**Exercise inputs:**
********************
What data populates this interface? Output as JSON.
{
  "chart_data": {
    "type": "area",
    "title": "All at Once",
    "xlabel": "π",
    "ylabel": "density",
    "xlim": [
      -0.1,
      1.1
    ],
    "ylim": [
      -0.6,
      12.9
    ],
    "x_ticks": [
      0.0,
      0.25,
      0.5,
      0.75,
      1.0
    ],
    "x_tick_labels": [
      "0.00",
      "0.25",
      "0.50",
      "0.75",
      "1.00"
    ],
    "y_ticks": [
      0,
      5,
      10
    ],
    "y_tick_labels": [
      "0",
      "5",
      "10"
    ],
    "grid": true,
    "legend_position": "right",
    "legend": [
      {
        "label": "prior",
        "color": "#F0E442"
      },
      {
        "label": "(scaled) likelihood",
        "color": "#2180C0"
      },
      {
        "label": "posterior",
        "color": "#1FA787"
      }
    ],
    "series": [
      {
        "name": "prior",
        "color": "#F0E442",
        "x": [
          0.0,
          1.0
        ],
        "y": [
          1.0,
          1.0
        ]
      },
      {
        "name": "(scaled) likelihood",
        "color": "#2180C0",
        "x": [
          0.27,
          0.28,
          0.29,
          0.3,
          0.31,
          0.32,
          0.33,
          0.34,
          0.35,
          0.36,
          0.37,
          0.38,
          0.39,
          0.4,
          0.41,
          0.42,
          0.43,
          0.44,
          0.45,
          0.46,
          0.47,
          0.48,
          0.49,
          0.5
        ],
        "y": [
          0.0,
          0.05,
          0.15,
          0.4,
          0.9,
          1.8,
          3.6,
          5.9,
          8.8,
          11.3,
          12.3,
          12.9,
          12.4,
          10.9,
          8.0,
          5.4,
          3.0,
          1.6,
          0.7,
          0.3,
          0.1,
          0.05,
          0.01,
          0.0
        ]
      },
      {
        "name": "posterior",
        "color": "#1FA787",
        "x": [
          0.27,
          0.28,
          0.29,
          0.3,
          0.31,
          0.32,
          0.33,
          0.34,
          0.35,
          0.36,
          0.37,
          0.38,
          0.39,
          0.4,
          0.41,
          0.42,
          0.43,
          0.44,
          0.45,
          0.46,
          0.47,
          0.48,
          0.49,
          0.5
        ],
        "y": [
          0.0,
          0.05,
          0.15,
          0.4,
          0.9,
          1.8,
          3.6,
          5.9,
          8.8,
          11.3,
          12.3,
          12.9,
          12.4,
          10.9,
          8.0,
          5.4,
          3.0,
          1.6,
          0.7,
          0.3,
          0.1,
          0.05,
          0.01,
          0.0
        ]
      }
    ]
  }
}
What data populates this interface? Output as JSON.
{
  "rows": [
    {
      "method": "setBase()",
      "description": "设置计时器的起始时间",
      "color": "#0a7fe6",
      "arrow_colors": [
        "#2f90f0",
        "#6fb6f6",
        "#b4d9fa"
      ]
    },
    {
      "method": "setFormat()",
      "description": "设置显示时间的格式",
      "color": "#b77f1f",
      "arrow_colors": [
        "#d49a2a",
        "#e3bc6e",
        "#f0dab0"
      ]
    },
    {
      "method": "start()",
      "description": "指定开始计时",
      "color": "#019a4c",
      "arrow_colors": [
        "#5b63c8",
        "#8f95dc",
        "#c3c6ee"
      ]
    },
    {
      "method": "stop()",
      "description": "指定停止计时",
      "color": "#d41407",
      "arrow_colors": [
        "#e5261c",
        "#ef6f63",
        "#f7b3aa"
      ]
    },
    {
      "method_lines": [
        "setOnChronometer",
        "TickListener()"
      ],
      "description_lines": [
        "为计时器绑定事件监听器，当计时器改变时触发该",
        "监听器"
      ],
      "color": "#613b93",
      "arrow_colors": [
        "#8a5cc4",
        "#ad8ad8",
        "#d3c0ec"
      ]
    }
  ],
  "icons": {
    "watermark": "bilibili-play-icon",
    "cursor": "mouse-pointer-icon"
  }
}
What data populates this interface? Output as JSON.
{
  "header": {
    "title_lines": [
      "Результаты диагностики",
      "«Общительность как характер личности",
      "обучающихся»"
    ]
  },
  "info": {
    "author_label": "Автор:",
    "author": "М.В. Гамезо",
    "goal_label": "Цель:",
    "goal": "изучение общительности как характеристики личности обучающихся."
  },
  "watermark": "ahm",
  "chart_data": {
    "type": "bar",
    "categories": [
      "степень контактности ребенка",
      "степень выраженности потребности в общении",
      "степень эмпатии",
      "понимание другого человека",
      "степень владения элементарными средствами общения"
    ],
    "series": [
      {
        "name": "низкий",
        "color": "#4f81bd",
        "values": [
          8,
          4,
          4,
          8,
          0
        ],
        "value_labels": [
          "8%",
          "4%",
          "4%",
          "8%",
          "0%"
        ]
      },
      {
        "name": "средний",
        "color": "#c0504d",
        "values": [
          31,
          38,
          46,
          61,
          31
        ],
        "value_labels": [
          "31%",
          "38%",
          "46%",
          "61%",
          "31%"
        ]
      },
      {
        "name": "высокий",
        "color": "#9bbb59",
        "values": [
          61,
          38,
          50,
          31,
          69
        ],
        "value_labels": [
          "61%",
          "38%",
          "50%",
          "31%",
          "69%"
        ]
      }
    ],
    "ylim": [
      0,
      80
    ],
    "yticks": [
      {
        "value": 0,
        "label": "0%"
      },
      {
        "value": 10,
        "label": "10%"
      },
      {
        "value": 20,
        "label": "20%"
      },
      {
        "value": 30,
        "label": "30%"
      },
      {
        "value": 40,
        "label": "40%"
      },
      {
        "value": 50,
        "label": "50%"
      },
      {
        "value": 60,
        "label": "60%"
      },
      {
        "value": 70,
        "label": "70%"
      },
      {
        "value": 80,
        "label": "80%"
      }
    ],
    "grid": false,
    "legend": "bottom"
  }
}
********************
**Task to carry out:**
Nothing should be changed: write out all of the data as is.

**Worked answer:**
What data populates this interface? Output as JSON.
{
  "chart_data": {
    "type": "area",
    "title": "All at Once",
    "xlabel": "π",
    "ylabel": "density",
    "xlim": [
      -0.1,
      1.1
    ],
    "ylim": [
      -0.6,
      12.9
    ],
    "x_ticks": [
      0.0,
      0.25,
      0.5,
      0.75,
      1.0
    ],
    "x_tick_labels": [
      "0.00",
      "0.25",
      "0.50",
      "0.75",
      "1.00"
    ],
    "y_ticks": [
      0,
      5,
      10
    ],
    "y_tick_labels": [
      "0",
      "5",
      "10"
    ],
    "grid": true,
    "legend_position": "right",
    "legend": [
      {
        "label": "prior",
        "color": "#F0E442"
      },
      {
        "label": "(scaled) likelihood",
        "color": "#2180C0"
      },
      {
        "label": "posterior",
        "color": "#1FA787"
      }
    ],
    "series": [
      {
        "name": "prior",
        "color": "#F0E442",
        "x": [
          0.0,
          1.0
        ],
        "y": [
          1.0,
          1.0
        ]
      },
      {
        "name": "(scaled) likelihood",
        "color": "#2180C0",
        "x": [
          0.27,
          0.28,
          0.29,
          0.3,
          0.31,
          0.32,
          0.33,
          0.34,
          0.35,
          0.36,
          0.37,
          0.38,
          0.39,
          0.4,
          0.41,
          0.42,
          0.43,
          0.44,
          0.45,
          0.46,
          0.47,
          0.48,
          0.49,
          0.5
        ],
        "y": [
          0.0,
          0.05,
          0.15,
          0.4,
          0.9,
          1.8,
          3.6,
          5.9,
          8.8,
          11.3,
          12.3,
          12.9,
          12.4,
          10.9,
          8.0,
          5.4,
          3.0,
          1.6,
          0.7,
          0.3,
          0.1,
          0.05,
          0.01,
          0.0
        ]
      },
      {
        "name": "posterior",
        "color": "#1FA787",
        "x": [
          0.27,
          0.28,
          0.29,
          0.3,
          0.31,
          0.32,
          0.33,
          0.34,
          0.35,
          0.36,
          0.37,
          0.38,
          0.39,
          0.4,
          0.41,
          0.42,
          0.43,
          0.44,
          0.45,
          0.46,
          0.47,
          0.48,
          0.49,
          0.5
        ],
        "y": [
          0.0,
          0.05,
          0.15,
          0.4,
          0.9,
          1.8,
          3.6,
          5.9,
          8.8,
          11.3,
          12.3,
          12.9,
          12.4,
          10.9,
          8.0,
          5.4,
          3.0,
          1.6,
          0.7,
          0.3,
          0.1,
          0.05,
          0.01,
          0.0
        ]
      }
    ]
  }
}
What data populates this interface? Output as JSON.
{
  "rows": [
    {
      "method": "setBase()",
      "description": "设置计时器的起始时间",
      "color": "#0a7fe6",
      "arrow_colors": [
        "#2f90f0",
        "#6fb6f6",
        "#b4d9fa"
      ]
    },
    {
      "method": "setFormat()",
      "description": "设置显示时间的格式",
      "color": "#b77f1f",
      "arrow_colors": [
        "#d49a2a",
        "#e3bc6e",
        "#f0dab0"
      ]
    },
    {
      "method": "start()",
      "description": "指定开始计时",
      "color": "#019a4c",
      "arrow_colors": [
        "#5b63c8",
        "#8f95dc",
        "#c3c6ee"
      ]
    },
    {
      "method": "stop()",
      "description": "指定停止计时",
      "color": "#d41407",
      "arrow_colors": [
        "#e5261c",
        "#ef6f63",
        "#f7b3aa"
      ]
    },
    {
      "method_lines": [
        "setOnChronometer",
        "TickListener()"
      ],
      "description_lines": [
        "为计时器绑定事件监听器，当计时器改变时触发该",
        "监听器"
      ],
      "color": "#613b93",
      "arrow_colors": [
        "#8a5cc4",
        "#ad8ad8",
        "#d3c0ec"
      ]
    }
  ],
  "icons": {
    "watermark": "bilibili-play-icon",
    "cursor": "mouse-pointer-icon"
  }
}
What data populates this interface? Output as JSON.
{
  "header": {
    "title_lines": [
      "Результаты диагностики",
      "«Общительность как характер личности",
      "обучающихся»"
    ]
  },
  "info": {
    "author_label": "Автор:",
    "author": "М.В. Гамезо",
    "goal_label": "Цель:",
    "goal": "изучение общительности как характеристики личности обучающихся."
  },
  "watermark": "ahm",
  "chart_data": {
    "type": "bar",
    "categories": [
      "степень контактности ребенка",
      "степень выраженности потребности в общении",
      "степень эмпатии",
      "понимание другого человека",
      "степень владения элементарными средствами общения"
    ],
    "series": [
      {
        "name": "низкий",
        "color": "#4f81bd",
        "values": [
          8,
          4,
          4,
          8,
          0
        ],
        "value_labels": [
          "8%",
          "4%",
          "4%",
          "8%",
          "0%"
        ]
      },
      {
        "name": "средний",
        "color": "#c0504d",
        "values": [
          31,
          38,
          46,
          61,
          31
        ],
        "value_labels": [
          "31%",
          "38%",
          "46%",
          "61%",
          "31%"
        ]
      },
      {
        "name": "высокий",
        "color": "#9bbb59",
        "values": [
          61,
          38,
          50,
          31,
          69
        ],
        "value_labels": [
          "61%",
          "38%",
          "50%",
          "31%",
          "69%"
        ]
      }
    ],
    "ylim": [
      0,
      80
    ],
    "yticks": [
      {
        "value": 0,
        "label": "0%"
      },
      {
        "value": 10,
        "label": "10%"
      },
      {
        "value": 20,
        "label": "20%"
      },
      {
        "value": 30,
        "label": "30%"
      },
      {
        "value": 40,
        "label": "40%"
      },
      {
        "value": 50,
        "label": "50%"
      },
      {
        "value": 60,
        "label": "60%"
      },
      {
        "value": 70,
        "label": "70%"
      },
      {
        "value": 80,
        "label": "80%"
      }
    ],
    "grid": false,
    "legend": "bottom"
  }
}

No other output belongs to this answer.